BEGIN ENTRIES SHOWN

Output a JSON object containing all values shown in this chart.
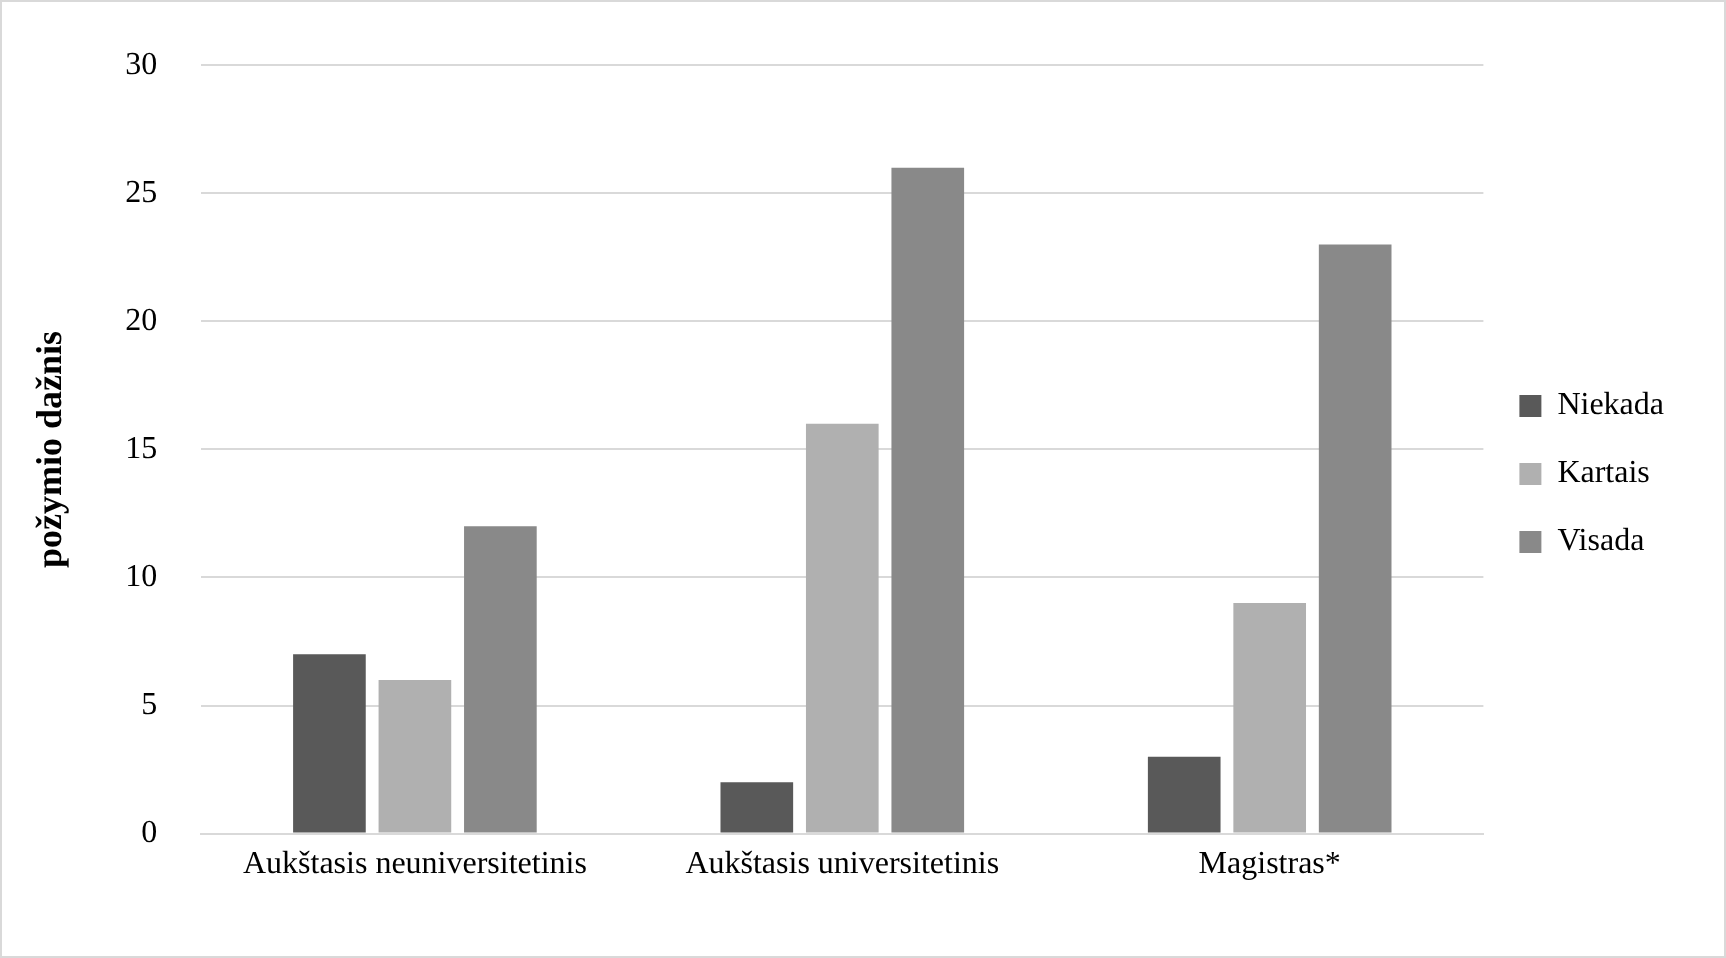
{
  "chart_data": {
    "type": "bar",
    "ylabel": "požymio dažnis",
    "categories": [
      "Aukštasis neuniversitetinis",
      "Aukštasis universitetinis",
      "Magistras*"
    ],
    "series": [
      {
        "name": "Niekada",
        "color": "#595959",
        "values": [
          7,
          2,
          3
        ]
      },
      {
        "name": "Kartais",
        "color": "#b0b0b0",
        "values": [
          6,
          16,
          9
        ]
      },
      {
        "name": "Visada",
        "color": "#898989",
        "values": [
          12,
          26,
          23
        ]
      }
    ],
    "ylim": [
      0,
      30
    ],
    "yticks": [
      0,
      5,
      10,
      15,
      20,
      25,
      30
    ],
    "grid": "y",
    "legend": "right"
  }
}
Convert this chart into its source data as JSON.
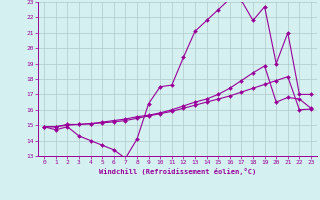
{
  "xlabel": "Windchill (Refroidissement éolien,°C)",
  "bg_color": "#d5f0f0",
  "line_color": "#990099",
  "grid_color": "#b0c8c8",
  "xlim": [
    -0.5,
    23.5
  ],
  "ylim": [
    13,
    23
  ],
  "xticks": [
    0,
    1,
    2,
    3,
    4,
    5,
    6,
    7,
    8,
    9,
    10,
    11,
    12,
    13,
    14,
    15,
    16,
    17,
    18,
    19,
    20,
    21,
    22,
    23
  ],
  "yticks": [
    13,
    14,
    15,
    16,
    17,
    18,
    19,
    20,
    21,
    22,
    23
  ],
  "line1_x": [
    0,
    1,
    2,
    3,
    4,
    5,
    6,
    7,
    8,
    9,
    10,
    11,
    12,
    13,
    14,
    15,
    16,
    17,
    18,
    19,
    20,
    21,
    22,
    23
  ],
  "line1_y": [
    14.9,
    14.7,
    14.9,
    14.3,
    14.0,
    13.7,
    13.4,
    12.85,
    14.1,
    16.4,
    17.5,
    17.6,
    19.4,
    21.1,
    21.8,
    22.5,
    23.2,
    23.1,
    21.8,
    22.7,
    19.0,
    21.0,
    17.0,
    17.0
  ],
  "line2_x": [
    0,
    1,
    2,
    3,
    4,
    5,
    6,
    7,
    8,
    9,
    10,
    11,
    12,
    13,
    14,
    15,
    16,
    17,
    18,
    19,
    20,
    21,
    22,
    23
  ],
  "line2_y": [
    14.9,
    14.9,
    15.05,
    15.05,
    15.1,
    15.2,
    15.3,
    15.4,
    15.55,
    15.65,
    15.8,
    16.0,
    16.25,
    16.5,
    16.7,
    17.0,
    17.4,
    17.9,
    18.4,
    18.85,
    16.5,
    16.8,
    16.7,
    16.1
  ],
  "line3_x": [
    0,
    1,
    2,
    3,
    4,
    5,
    6,
    7,
    8,
    9,
    10,
    11,
    12,
    13,
    14,
    15,
    16,
    17,
    18,
    19,
    20,
    21,
    22,
    23
  ],
  "line3_y": [
    14.9,
    14.9,
    15.0,
    15.05,
    15.1,
    15.15,
    15.22,
    15.3,
    15.45,
    15.6,
    15.75,
    15.9,
    16.1,
    16.3,
    16.5,
    16.7,
    16.9,
    17.15,
    17.4,
    17.65,
    17.9,
    18.15,
    16.0,
    16.05
  ]
}
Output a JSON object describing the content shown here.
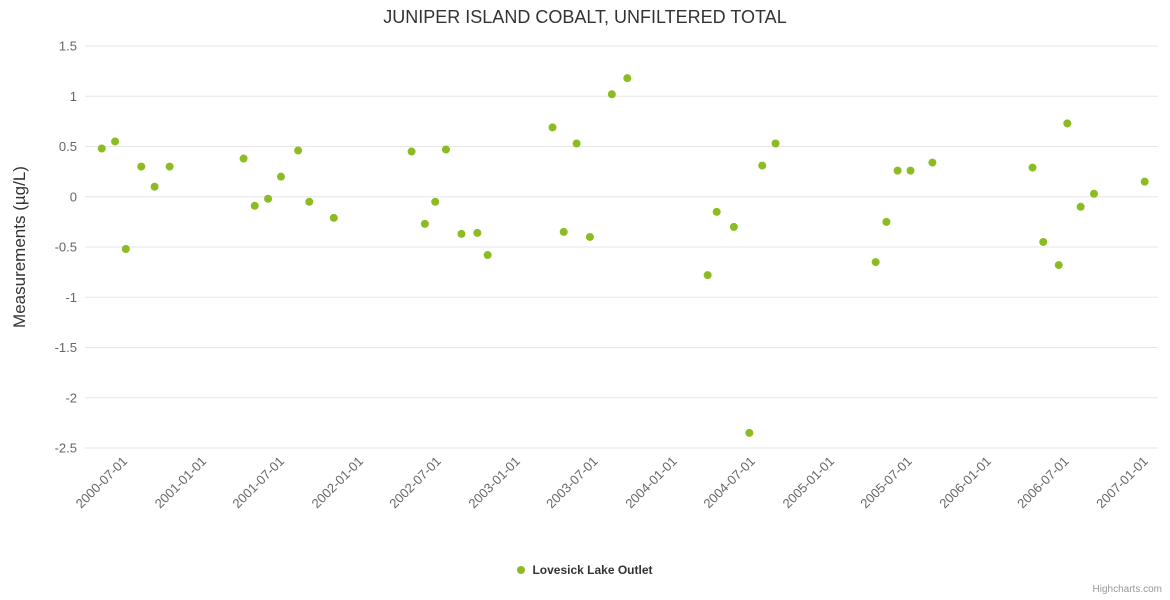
{
  "chart": {
    "title": "JUNIPER ISLAND COBALT, UNFILTERED TOTAL",
    "credits": "Highcharts.com",
    "accent": "#8bbc21"
  },
  "chart_data": {
    "type": "scatter",
    "title": "JUNIPER ISLAND COBALT, UNFILTERED TOTAL",
    "xlabel": "",
    "ylabel": "Measurements (µg/L)",
    "ylim": [
      -2.5,
      1.5
    ],
    "ytick_step": 0.5,
    "xlim": [
      "2000-04-01",
      "2007-02-01"
    ],
    "xticks": [
      "2000-07-01",
      "2001-01-01",
      "2001-07-01",
      "2002-01-01",
      "2002-07-01",
      "2003-01-01",
      "2003-07-01",
      "2004-01-01",
      "2004-07-01",
      "2005-01-01",
      "2005-07-01",
      "2006-01-01",
      "2006-07-01",
      "2007-01-01"
    ],
    "grid": "horizontal",
    "legend_position": "bottom",
    "series": [
      {
        "name": "Lovesick Lake Outlet",
        "color": "#8bbc21",
        "points": [
          [
            "2000-05-10",
            0.48
          ],
          [
            "2000-06-10",
            0.55
          ],
          [
            "2000-07-05",
            -0.52
          ],
          [
            "2000-08-10",
            0.3
          ],
          [
            "2000-09-10",
            0.1
          ],
          [
            "2000-10-15",
            0.3
          ],
          [
            "2001-04-05",
            0.38
          ],
          [
            "2001-05-01",
            -0.09
          ],
          [
            "2001-06-01",
            -0.02
          ],
          [
            "2001-07-01",
            0.2
          ],
          [
            "2001-08-10",
            0.46
          ],
          [
            "2001-09-05",
            -0.05
          ],
          [
            "2001-11-01",
            -0.21
          ],
          [
            "2002-05-01",
            0.45
          ],
          [
            "2002-06-01",
            -0.27
          ],
          [
            "2002-06-25",
            -0.05
          ],
          [
            "2002-07-20",
            0.47
          ],
          [
            "2002-08-25",
            -0.37
          ],
          [
            "2002-10-01",
            -0.36
          ],
          [
            "2002-10-25",
            -0.58
          ],
          [
            "2003-03-25",
            0.69
          ],
          [
            "2003-04-20",
            -0.35
          ],
          [
            "2003-05-20",
            0.53
          ],
          [
            "2003-06-20",
            -0.4
          ],
          [
            "2003-08-10",
            1.02
          ],
          [
            "2003-09-15",
            1.18
          ],
          [
            "2004-03-20",
            -0.78
          ],
          [
            "2004-04-10",
            -0.15
          ],
          [
            "2004-05-20",
            -0.3
          ],
          [
            "2004-06-25",
            -2.35
          ],
          [
            "2004-07-25",
            0.31
          ],
          [
            "2004-08-25",
            0.53
          ],
          [
            "2005-04-15",
            -0.65
          ],
          [
            "2005-05-10",
            -0.25
          ],
          [
            "2005-06-05",
            0.26
          ],
          [
            "2005-07-05",
            0.26
          ],
          [
            "2005-08-25",
            0.34
          ],
          [
            "2006-04-15",
            0.29
          ],
          [
            "2006-05-10",
            -0.45
          ],
          [
            "2006-06-15",
            -0.68
          ],
          [
            "2006-07-05",
            0.73
          ],
          [
            "2006-08-05",
            -0.1
          ],
          [
            "2006-09-05",
            0.03
          ],
          [
            "2007-01-01",
            0.15
          ]
        ]
      }
    ]
  }
}
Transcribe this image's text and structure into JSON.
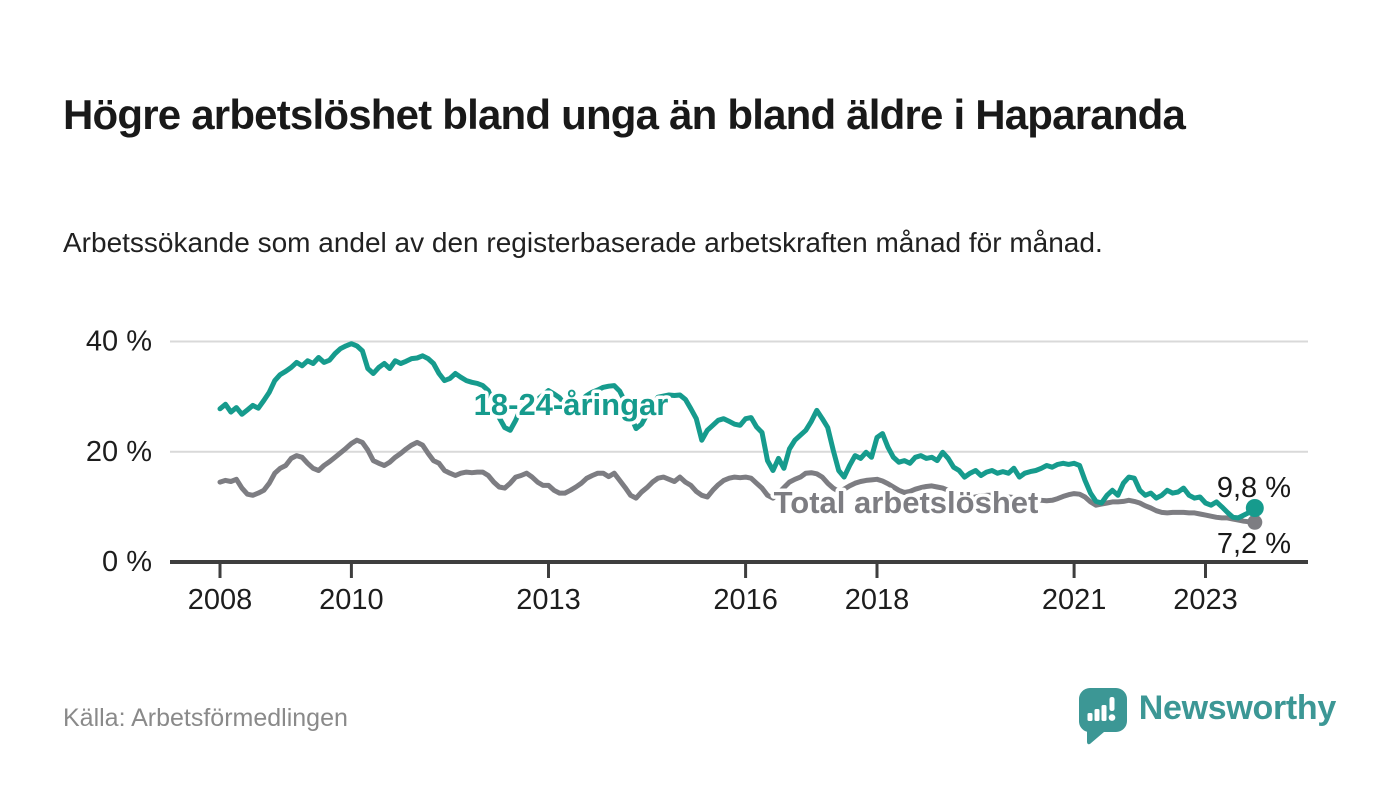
{
  "header": {
    "title": "Högre arbetslöshet bland unga än bland äldre i Haparanda",
    "subtitle": "Arbetssökande som andel av den registerbaserade arbetskraften månad för månad."
  },
  "footer": {
    "source": "Källa: Arbetsförmedlingen",
    "logo_text": "Newsworthy",
    "logo_icon": "newsworthy-speech-bubble-bar-chart-icon",
    "logo_color": "#3c9795"
  },
  "chart_data": {
    "type": "line",
    "title": "Högre arbetslöshet bland unga än bland äldre i Haparanda",
    "xlabel": "",
    "ylabel": "",
    "ylim": [
      0,
      44
    ],
    "grid": "horizontal",
    "legend_position": "inline-labels",
    "x_time": {
      "start": "2008-01",
      "end": "2023-10",
      "interval": "monthly"
    },
    "yticks": [
      {
        "value": 0,
        "label": "0 %"
      },
      {
        "value": 20,
        "label": "20 %"
      },
      {
        "value": 40,
        "label": "40 %"
      }
    ],
    "xticks": [
      {
        "value": 2008,
        "label": "2008"
      },
      {
        "value": 2010,
        "label": "2010"
      },
      {
        "value": 2013,
        "label": "2013"
      },
      {
        "value": 2016,
        "label": "2016"
      },
      {
        "value": 2018,
        "label": "2018"
      },
      {
        "value": 2021,
        "label": "2021"
      },
      {
        "value": 2023,
        "label": "2023"
      }
    ],
    "series": [
      {
        "name": "Total arbetslöshet",
        "color": "#7d7d82",
        "end_label": "7,2 %",
        "end_value": 7.2,
        "values": [
          14.5,
          14.8,
          14.6,
          15.0,
          13.4,
          12.3,
          12.1,
          12.5,
          13.0,
          14.3,
          16.1,
          17.0,
          17.5,
          18.8,
          19.3,
          19.0,
          17.9,
          17.0,
          16.6,
          17.5,
          18.2,
          19.0,
          19.8,
          20.6,
          21.5,
          22.1,
          21.7,
          20.3,
          18.4,
          17.9,
          17.5,
          18.1,
          19.0,
          19.7,
          20.5,
          21.2,
          21.7,
          21.2,
          19.7,
          18.4,
          17.9,
          16.6,
          16.1,
          15.7,
          16.1,
          16.3,
          16.2,
          16.3,
          16.3,
          15.7,
          14.5,
          13.6,
          13.4,
          14.3,
          15.4,
          15.7,
          16.1,
          15.4,
          14.5,
          13.9,
          13.9,
          13.0,
          12.5,
          12.5,
          13.0,
          13.6,
          14.3,
          15.2,
          15.7,
          16.1,
          16.1,
          15.5,
          16.1,
          14.8,
          13.5,
          12.1,
          11.6,
          12.7,
          13.5,
          14.5,
          15.2,
          15.4,
          15.0,
          14.6,
          15.4,
          14.5,
          13.9,
          12.8,
          12.1,
          11.8,
          13.0,
          14.0,
          14.8,
          15.2,
          15.4,
          15.3,
          15.4,
          15.2,
          14.3,
          13.4,
          12.1,
          11.6,
          12.5,
          13.5,
          14.5,
          15.0,
          15.4,
          16.1,
          16.2,
          16.0,
          15.4,
          14.3,
          13.4,
          12.8,
          13.2,
          13.8,
          14.3,
          14.6,
          14.8,
          14.9,
          15.0,
          14.7,
          14.2,
          13.6,
          13.0,
          12.6,
          12.8,
          13.2,
          13.5,
          13.7,
          13.8,
          13.6,
          13.4,
          13.0,
          12.5,
          12.1,
          11.8,
          11.6,
          11.8,
          12.0,
          12.1,
          12.1,
          12.0,
          11.9,
          11.8,
          11.7,
          11.6,
          11.5,
          11.4,
          11.3,
          11.2,
          11.1,
          11.2,
          11.5,
          11.9,
          12.2,
          12.4,
          12.3,
          11.8,
          10.9,
          10.3,
          10.5,
          10.7,
          10.9,
          10.9,
          11.0,
          11.2,
          11.0,
          10.7,
          10.2,
          9.8,
          9.3,
          9.0,
          8.9,
          9.0,
          9.0,
          9.0,
          8.9,
          8.9,
          8.7,
          8.5,
          8.3,
          8.1,
          8.0,
          8.0,
          7.8,
          7.6,
          7.4,
          7.3,
          7.2
        ]
      },
      {
        "name": "18-24-åringar",
        "color": "#169b8d",
        "end_label": "9,8 %",
        "end_value": 9.8,
        "values": [
          27.8,
          28.6,
          27.2,
          28.0,
          26.8,
          27.6,
          28.4,
          27.9,
          29.3,
          30.8,
          32.9,
          34.0,
          34.6,
          35.3,
          36.2,
          35.6,
          36.5,
          36.0,
          37.1,
          36.2,
          36.6,
          37.8,
          38.7,
          39.2,
          39.6,
          39.2,
          38.3,
          35.1,
          34.2,
          35.3,
          36.0,
          35.1,
          36.5,
          36.0,
          36.4,
          36.9,
          37.0,
          37.4,
          36.9,
          36.0,
          34.2,
          32.9,
          33.3,
          34.2,
          33.5,
          32.9,
          32.6,
          32.4,
          32.0,
          31.1,
          28.7,
          26.2,
          24.4,
          23.9,
          25.7,
          28.0,
          28.9,
          28.4,
          29.5,
          30.3,
          31.1,
          30.5,
          29.8,
          28.6,
          27.5,
          28.2,
          29.4,
          30.2,
          30.8,
          31.2,
          31.7,
          31.9,
          32.0,
          31.0,
          29.0,
          26.5,
          24.2,
          25.0,
          26.8,
          28.4,
          29.9,
          30.1,
          30.3,
          30.2,
          30.3,
          29.5,
          27.8,
          26.0,
          22.1,
          23.9,
          24.8,
          25.7,
          26.0,
          25.5,
          25.0,
          24.8,
          26.0,
          26.2,
          24.5,
          23.5,
          18.4,
          16.6,
          18.8,
          17.0,
          20.5,
          22.1,
          23.0,
          23.9,
          25.5,
          27.5,
          26.0,
          24.4,
          20.3,
          16.6,
          15.4,
          17.5,
          19.3,
          18.8,
          19.9,
          19.0,
          22.6,
          23.3,
          20.8,
          19.0,
          18.1,
          18.4,
          17.9,
          19.0,
          19.3,
          18.8,
          19.0,
          18.4,
          19.9,
          18.8,
          17.2,
          16.6,
          15.4,
          16.1,
          16.6,
          15.7,
          16.3,
          16.6,
          16.1,
          16.4,
          16.1,
          17.0,
          15.4,
          16.1,
          16.4,
          16.6,
          17.0,
          17.5,
          17.2,
          17.7,
          17.9,
          17.7,
          17.9,
          17.5,
          14.8,
          12.5,
          11.0,
          10.7,
          12.1,
          13.0,
          12.1,
          14.3,
          15.4,
          15.2,
          13.0,
          12.1,
          12.5,
          11.6,
          12.1,
          13.0,
          12.5,
          12.7,
          13.4,
          12.1,
          11.6,
          11.8,
          10.7,
          10.3,
          10.9,
          10.0,
          9.0,
          8.1,
          8.0,
          8.5,
          9.0,
          9.8
        ]
      }
    ],
    "colors": {
      "grid": "#d9d9d9",
      "axis": "#3e3e3e",
      "tick_label": "#1d1d1d",
      "end_label": "#191919"
    }
  }
}
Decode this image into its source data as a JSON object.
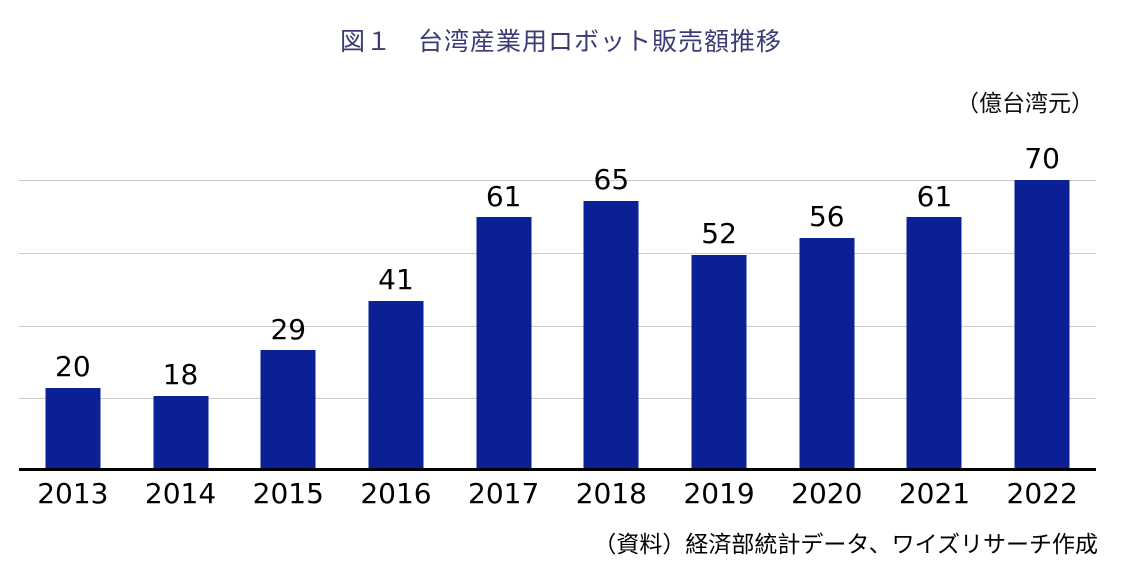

END ENTRIES SHOWN

TASK STATEMENT
Show each line in the entries that holds the string "this".

TASK RESULT
Output a JSON object containing all values shown in this chart.
Convert this chart into its source data as JSON.
Transcribe this image's text and structure into JSON.
Decode this image into its source data as a JSON object.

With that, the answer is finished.